**Written request:** Can you pull out each line of the data below that includes the word "left"?

**Dataset excerpts:**
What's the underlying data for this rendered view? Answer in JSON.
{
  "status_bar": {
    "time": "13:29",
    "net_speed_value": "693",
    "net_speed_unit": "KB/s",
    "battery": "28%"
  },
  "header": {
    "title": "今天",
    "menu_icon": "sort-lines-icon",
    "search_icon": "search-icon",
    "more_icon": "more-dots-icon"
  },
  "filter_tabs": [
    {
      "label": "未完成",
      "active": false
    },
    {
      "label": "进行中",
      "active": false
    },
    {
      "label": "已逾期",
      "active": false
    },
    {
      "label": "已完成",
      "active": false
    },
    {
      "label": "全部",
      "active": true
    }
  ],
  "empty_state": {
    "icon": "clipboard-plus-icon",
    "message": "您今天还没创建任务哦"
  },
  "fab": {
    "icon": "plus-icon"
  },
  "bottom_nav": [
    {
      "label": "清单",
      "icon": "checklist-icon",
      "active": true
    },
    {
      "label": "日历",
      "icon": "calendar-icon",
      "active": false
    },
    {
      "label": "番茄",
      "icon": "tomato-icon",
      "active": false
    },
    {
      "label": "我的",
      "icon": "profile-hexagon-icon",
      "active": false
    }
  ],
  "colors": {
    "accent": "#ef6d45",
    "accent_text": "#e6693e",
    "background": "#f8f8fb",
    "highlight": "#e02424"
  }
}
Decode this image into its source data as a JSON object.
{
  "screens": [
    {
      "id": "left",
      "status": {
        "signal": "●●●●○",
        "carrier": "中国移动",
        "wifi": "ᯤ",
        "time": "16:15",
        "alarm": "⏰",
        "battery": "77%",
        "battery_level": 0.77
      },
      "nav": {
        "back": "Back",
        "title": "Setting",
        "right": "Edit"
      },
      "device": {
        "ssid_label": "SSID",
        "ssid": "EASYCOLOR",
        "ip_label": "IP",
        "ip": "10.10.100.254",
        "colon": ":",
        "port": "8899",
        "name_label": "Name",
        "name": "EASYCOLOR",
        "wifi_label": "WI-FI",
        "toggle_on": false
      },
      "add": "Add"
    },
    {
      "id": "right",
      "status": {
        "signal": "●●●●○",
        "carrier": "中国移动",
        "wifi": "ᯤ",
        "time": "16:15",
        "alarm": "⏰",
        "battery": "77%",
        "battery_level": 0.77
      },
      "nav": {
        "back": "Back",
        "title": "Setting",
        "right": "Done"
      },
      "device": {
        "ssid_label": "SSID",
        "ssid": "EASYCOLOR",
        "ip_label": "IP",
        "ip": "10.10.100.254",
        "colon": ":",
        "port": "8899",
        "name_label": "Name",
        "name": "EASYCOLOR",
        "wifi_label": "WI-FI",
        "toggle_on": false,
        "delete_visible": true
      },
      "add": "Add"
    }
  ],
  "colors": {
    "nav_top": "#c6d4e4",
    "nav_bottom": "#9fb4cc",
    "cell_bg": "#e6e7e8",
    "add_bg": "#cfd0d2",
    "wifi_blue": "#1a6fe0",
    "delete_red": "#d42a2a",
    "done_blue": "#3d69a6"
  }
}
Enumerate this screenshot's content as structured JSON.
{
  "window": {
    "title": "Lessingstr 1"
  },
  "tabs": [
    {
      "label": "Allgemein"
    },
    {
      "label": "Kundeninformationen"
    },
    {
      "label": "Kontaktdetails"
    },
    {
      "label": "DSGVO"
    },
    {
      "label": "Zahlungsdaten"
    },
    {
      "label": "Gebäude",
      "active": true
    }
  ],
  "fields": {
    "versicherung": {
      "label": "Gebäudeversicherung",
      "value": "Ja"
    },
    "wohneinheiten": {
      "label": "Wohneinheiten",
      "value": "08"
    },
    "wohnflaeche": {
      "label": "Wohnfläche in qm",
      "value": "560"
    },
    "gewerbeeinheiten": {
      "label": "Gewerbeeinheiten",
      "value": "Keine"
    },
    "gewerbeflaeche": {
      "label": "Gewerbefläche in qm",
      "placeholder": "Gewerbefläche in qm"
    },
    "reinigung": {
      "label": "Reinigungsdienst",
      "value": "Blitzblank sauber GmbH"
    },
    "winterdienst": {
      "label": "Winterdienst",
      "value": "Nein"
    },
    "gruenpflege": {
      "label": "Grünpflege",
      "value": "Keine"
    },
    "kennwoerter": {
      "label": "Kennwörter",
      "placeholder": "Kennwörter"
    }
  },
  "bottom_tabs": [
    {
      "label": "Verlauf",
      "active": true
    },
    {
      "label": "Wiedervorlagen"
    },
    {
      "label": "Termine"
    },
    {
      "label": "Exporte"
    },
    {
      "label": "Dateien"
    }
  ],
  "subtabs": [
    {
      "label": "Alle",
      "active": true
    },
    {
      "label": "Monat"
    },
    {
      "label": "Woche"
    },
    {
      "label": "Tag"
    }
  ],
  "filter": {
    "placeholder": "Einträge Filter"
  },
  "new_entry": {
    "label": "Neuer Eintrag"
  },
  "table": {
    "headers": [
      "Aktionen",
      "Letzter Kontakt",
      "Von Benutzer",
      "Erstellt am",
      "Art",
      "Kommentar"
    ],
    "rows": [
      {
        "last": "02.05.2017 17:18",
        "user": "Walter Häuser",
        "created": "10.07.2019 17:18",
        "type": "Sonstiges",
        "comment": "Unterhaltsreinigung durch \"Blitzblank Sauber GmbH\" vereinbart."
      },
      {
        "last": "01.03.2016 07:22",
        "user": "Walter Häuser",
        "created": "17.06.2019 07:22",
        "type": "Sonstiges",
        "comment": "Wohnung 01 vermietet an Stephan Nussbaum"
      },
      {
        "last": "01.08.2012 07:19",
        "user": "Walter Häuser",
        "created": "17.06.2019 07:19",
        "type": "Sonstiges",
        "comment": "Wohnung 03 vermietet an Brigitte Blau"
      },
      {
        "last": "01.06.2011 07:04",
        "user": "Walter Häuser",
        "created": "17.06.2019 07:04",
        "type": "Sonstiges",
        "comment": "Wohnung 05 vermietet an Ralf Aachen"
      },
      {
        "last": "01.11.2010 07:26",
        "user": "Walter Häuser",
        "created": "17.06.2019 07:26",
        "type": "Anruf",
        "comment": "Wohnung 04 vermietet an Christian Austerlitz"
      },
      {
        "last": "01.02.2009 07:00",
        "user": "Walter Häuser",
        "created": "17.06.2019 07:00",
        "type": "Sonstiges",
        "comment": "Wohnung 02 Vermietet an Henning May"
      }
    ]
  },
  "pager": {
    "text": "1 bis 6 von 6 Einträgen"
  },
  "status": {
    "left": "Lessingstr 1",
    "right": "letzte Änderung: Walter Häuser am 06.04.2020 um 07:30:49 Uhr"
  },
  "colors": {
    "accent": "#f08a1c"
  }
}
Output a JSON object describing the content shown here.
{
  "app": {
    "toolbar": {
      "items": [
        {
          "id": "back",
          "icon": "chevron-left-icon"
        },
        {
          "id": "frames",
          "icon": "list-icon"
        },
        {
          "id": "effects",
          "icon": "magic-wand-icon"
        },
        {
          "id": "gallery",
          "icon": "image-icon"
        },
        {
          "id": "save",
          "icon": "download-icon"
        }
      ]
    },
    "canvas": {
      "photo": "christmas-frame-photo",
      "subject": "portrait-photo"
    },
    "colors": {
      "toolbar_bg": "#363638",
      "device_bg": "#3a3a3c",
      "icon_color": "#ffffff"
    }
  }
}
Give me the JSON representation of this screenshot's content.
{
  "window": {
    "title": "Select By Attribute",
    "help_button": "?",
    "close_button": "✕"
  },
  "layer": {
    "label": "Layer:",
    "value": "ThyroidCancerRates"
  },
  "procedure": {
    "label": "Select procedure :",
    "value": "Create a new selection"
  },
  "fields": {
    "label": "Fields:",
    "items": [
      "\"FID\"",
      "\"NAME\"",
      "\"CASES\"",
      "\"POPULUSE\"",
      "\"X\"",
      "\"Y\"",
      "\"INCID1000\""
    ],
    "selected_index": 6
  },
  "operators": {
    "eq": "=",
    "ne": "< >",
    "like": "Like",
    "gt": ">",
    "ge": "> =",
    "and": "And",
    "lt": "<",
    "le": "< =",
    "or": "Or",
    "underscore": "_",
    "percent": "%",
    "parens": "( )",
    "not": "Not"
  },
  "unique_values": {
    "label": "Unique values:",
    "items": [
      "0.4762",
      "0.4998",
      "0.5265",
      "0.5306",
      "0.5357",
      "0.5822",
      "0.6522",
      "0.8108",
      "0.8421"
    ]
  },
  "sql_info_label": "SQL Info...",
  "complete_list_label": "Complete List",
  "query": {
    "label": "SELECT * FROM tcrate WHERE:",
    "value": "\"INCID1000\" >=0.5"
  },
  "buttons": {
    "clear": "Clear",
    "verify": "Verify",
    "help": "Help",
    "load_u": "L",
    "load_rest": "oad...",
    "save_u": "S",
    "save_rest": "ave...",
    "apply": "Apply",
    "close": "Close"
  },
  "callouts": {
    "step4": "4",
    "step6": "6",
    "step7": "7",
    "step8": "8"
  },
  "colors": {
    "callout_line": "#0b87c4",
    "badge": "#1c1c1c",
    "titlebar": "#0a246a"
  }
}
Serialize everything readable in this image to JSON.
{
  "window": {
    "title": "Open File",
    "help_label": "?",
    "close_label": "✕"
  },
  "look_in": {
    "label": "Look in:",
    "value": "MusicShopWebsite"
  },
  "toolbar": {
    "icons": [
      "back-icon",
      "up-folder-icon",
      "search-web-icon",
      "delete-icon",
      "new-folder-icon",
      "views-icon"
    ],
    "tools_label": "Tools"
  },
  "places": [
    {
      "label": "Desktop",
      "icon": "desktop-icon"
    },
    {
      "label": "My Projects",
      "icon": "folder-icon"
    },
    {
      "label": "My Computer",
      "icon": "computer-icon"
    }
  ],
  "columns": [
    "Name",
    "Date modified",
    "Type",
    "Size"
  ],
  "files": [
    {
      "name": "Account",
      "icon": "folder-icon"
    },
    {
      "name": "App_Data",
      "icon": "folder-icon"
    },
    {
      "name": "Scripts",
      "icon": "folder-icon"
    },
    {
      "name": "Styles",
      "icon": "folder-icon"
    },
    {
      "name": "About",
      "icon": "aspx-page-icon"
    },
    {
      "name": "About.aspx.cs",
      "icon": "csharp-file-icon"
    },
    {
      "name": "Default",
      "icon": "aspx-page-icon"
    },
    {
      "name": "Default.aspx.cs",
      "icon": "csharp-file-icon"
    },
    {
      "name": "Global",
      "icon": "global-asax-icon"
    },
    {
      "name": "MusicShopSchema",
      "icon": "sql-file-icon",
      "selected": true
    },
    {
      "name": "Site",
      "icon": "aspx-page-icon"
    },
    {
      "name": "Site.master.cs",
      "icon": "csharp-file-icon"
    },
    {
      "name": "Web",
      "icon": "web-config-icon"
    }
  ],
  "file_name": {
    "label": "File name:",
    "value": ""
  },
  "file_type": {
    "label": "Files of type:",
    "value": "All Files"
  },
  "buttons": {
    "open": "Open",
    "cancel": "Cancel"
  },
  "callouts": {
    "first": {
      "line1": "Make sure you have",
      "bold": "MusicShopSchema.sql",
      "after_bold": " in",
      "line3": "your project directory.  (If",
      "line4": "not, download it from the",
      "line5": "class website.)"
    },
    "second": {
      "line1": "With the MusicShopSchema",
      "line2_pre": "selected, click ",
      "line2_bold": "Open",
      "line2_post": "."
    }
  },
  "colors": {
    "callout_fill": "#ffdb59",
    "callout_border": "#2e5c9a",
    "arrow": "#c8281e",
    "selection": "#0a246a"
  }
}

**Right answer:**
      "id": "left",
    "left": "Lessingstr 1",
          "icon": "chevron-left-icon"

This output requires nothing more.